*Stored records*
##########

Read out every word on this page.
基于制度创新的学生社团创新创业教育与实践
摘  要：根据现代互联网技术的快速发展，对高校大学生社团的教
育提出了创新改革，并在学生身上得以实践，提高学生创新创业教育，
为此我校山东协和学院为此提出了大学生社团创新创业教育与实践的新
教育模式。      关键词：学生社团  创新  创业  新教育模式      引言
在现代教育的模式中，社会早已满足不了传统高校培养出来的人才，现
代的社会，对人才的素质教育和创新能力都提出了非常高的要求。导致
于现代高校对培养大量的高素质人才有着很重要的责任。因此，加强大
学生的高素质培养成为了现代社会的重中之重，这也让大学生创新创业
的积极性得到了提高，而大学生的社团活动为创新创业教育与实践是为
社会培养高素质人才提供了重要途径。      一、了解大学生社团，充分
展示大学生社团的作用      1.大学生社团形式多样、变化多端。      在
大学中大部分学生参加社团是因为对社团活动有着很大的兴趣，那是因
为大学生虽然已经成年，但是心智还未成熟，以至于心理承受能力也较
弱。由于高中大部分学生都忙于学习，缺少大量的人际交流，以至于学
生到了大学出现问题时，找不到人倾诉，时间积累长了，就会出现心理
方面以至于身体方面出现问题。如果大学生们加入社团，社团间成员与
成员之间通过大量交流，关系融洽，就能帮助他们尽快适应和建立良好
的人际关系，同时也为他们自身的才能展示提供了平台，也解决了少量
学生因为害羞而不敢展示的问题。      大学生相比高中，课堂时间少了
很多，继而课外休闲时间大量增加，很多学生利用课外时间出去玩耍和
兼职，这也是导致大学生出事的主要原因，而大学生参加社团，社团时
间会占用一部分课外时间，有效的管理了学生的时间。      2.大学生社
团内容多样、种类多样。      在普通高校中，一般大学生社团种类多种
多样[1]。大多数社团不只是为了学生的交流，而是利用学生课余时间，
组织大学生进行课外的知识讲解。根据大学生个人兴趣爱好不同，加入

##########

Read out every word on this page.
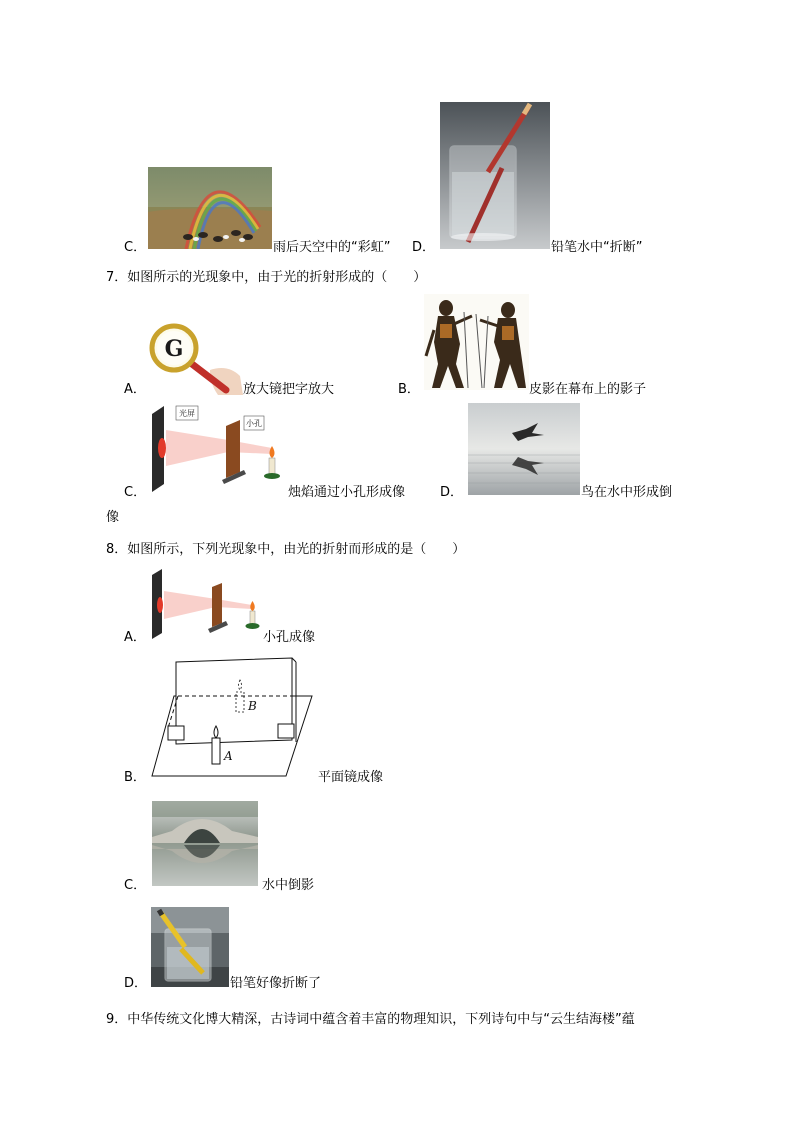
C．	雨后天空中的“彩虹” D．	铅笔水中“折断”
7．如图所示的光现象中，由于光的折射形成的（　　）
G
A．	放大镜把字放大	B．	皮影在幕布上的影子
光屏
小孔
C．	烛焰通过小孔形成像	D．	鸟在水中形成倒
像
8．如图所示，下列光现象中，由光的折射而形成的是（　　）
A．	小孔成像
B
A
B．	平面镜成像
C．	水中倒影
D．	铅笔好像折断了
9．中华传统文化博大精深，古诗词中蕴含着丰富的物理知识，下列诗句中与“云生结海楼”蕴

##########

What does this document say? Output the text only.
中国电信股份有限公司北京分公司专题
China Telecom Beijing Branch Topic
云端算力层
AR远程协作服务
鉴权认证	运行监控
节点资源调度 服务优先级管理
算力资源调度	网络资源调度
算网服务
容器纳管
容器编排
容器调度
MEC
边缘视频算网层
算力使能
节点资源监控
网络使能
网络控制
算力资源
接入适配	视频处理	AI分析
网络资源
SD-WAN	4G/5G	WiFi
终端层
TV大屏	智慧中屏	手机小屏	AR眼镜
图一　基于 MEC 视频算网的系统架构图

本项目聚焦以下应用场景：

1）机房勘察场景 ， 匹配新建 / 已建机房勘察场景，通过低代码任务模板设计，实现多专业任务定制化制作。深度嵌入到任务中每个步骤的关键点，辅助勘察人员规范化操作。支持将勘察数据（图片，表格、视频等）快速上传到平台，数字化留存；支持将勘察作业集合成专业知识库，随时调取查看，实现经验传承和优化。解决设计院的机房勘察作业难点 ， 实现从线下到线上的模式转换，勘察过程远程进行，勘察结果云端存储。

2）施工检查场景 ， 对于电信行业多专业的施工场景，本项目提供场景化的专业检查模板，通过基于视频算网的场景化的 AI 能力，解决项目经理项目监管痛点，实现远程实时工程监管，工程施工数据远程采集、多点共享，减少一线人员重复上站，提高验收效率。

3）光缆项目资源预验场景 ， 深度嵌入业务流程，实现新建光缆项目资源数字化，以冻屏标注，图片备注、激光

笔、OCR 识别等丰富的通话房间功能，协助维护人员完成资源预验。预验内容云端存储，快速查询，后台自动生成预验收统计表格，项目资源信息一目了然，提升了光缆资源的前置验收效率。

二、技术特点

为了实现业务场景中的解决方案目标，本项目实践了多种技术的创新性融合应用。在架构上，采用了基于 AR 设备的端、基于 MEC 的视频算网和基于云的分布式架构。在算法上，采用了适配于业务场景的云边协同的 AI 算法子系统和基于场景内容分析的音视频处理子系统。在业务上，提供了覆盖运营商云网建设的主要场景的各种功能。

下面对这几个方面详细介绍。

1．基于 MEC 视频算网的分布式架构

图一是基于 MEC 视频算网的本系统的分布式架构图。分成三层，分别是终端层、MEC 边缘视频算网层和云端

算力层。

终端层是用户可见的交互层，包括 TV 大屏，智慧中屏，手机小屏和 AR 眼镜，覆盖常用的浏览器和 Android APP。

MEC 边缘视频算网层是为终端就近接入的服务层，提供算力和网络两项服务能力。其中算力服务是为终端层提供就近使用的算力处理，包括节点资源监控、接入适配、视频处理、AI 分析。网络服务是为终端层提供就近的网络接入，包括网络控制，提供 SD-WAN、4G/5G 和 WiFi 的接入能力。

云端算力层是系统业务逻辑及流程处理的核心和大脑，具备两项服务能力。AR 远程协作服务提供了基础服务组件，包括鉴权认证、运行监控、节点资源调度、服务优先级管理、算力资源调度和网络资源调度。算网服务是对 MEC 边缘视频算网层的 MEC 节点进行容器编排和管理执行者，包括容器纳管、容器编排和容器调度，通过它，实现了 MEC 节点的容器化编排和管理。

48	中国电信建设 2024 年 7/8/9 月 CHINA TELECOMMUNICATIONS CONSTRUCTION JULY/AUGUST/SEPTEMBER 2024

##########

*WHAT THE TASK ASKS*
Pick out and copy the lines of the entries that hold the string "智慧中屏".

*SOLUTION FOR THIS EXERCISE*
TV大屏	智慧中屏	手机小屏	AR眼镜
终端层是用户可见的交互层，包括 TV 大屏，智慧中屏，手机小屏和 AR 眼镜，覆盖常用的浏览器和 Android APP。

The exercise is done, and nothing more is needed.